The potential for regulatory measures to succeed in reducing deforestation and protecting the environmental benefits that forests provide, such as carbon sequestration, have been limited in the tropics (May, 1999b). In response, innovative responses to conservation and carbon sequestration are emerging among civil society and producer organisation in many parts of Latin America. For example, Pagiola et al (2002) review a number of initiatives under which market-based mechanisms can provide incentives to conserve forests and at the same time contribute to new sources of income to support rural livelihoods. In Brazil, the ecological value-added tax a fiscal instrument that remunerates municipalities that protect nature and generate environmental services was adopted initially by the states of Paraná and Minas Gerais, and more recently implemented in parts of the Amazon as well (May et al., 2002). Yet, the potential to harness markets for global environmental services as a mechanism to generate local sustainable development benefits continues to be at an initial stage (Vitae Civilis, 2002; Landell-Mills and Porras, 2002).

Case study description and results

Each case study summarized in Table 1 had objectives to generate economic, social and environmental benefits that go beyond the target of mitigating greenhouse gas emissions. In each case there appear both benefits and limitations in the phases of design, development and implementation. The following discussion presents a description of the projects and a summary of their impacts.

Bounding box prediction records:
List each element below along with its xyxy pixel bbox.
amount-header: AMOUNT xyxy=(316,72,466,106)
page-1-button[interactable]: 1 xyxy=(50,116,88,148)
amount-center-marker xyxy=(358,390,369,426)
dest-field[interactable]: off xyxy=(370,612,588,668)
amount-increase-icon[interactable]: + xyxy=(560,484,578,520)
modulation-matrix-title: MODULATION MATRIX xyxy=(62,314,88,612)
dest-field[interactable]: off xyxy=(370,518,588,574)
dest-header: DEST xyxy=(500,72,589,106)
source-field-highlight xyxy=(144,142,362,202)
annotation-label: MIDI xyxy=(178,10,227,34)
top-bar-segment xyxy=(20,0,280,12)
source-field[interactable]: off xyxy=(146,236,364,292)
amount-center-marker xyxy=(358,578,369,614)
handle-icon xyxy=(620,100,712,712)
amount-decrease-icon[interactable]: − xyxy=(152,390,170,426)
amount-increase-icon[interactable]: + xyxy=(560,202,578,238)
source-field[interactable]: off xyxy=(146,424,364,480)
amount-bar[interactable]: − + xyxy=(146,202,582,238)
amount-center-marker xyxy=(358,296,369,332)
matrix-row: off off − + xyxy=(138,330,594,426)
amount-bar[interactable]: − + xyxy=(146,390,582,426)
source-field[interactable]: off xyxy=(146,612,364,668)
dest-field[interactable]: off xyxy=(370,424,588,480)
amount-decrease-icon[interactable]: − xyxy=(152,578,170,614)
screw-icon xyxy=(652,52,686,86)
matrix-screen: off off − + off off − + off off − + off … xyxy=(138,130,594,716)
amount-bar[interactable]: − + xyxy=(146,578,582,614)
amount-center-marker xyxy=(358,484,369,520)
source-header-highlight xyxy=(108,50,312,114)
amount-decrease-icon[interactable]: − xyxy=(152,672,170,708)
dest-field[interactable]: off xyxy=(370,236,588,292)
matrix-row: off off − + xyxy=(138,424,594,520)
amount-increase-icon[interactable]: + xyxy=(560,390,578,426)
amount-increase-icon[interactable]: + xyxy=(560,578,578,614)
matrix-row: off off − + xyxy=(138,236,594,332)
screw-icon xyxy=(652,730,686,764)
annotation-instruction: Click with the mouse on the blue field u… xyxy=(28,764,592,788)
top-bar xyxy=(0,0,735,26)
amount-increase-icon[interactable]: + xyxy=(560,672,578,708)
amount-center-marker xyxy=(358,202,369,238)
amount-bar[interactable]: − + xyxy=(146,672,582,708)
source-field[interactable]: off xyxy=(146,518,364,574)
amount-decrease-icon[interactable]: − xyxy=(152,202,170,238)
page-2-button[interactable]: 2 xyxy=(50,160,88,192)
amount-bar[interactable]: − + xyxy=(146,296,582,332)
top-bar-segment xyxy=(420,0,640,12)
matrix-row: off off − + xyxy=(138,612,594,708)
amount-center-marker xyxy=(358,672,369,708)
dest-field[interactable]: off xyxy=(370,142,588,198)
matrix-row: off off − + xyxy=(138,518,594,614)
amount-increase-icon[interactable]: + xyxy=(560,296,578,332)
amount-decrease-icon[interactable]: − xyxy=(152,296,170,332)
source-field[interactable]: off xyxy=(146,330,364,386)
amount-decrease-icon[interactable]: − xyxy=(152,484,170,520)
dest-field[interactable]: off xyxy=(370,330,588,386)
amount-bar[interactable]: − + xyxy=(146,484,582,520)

## WHAT TO WORK ON
(1) For each statement, answer yes or no according to the passage on forest conservation and carbon sequestration, and quote the words of the passage that decide it. (a) Paraná and Minas Gerais were the first states to adopt Brazil's ecological value-added tax. (b) Regulatory measures have been highly successful at reducing deforestation in the tropics. (c) Using markets for global environmental services to generate local sustainable development benefits is still at an early stage.
(2) Continue the passage on forest conservation and carbon sequestration from the point where it stops.

## RESULTS FOR EACH TASK
(1)
(a) Yes: "was adopted initially by the states of Paraná and Minas Gerais"
(b) No: "have been limited in the tropics"
(c) Yes: "continues to be at an initial stage"

(2)
Plantar project

Plantar, located in Curvelo (nursery and plantation) and Sete Lagoas (pig iron factory), Minas Gerais in the Brazilian cerrado. Plantar S.A. is one of the pioneers of fast growing industrial eucalyptus plantation technology, which it perfected during the 1970s and 80s built on generous federal subsidies, since discontinued. The Plantar company seeks carbon credits to enable it to maintain plantations used to produce charcoal to fuel its blast furnaces, and to sell certified "green pig iron" to the international steel industry, so differentiating it from the rest of the industry, based on carbon-emitting fossil fuels and electricity. The Plantar project was initiated in 2000 by the World Bank and funded by the Prototype Carbon Fund (PCF).6 The project includes a plantation of 23,100 hectares of eucalyptus.7 In addition to the plantation, the project aims to improve the design of approximately 2,000 charcoal kilns to reduce around 70% of harmful methane and particulate emissions. The project also expects to assist in the regeneration of 478 hectares of cerrado. It is predicted that the project could generate 12.88 million tons of CO2 emission-reduction equivalents over a 28-year time frame.

This project, which juxtaposes the utilization of forest biomass against fossil fuel exploitation, is a good example of this potential role for CDM in stimulating fuel switching between non-renewable sources and biomass. However, the promise of fuel substitution should be matched with social sustainability. Direct social benefits include employment of 1,270 people in seedling production, soil preparation and planting, harvesting and in charcoal-based steel manufacturing. Given the forestry vocation of the cerrado region and Plantar’s substantial technical know-how in high technology and genetically superior clonal seedling production, there appears to exist considerable potential to secure local development benefits through outgrowing under a forest farmer scheme already existent in Minas Gerais. This could include the possibility for extending carbon credits to include such farmers. The Plantar project, however, falls short of contributing to agricultural extension and capacity building of local farmers. No such forest technology diffusion or social inclusion efforts were proposed by Plantar, which has restricted its relations with the local community to a modest environmental education program and certified "child friendly" status in respect of compliance with child labor laws.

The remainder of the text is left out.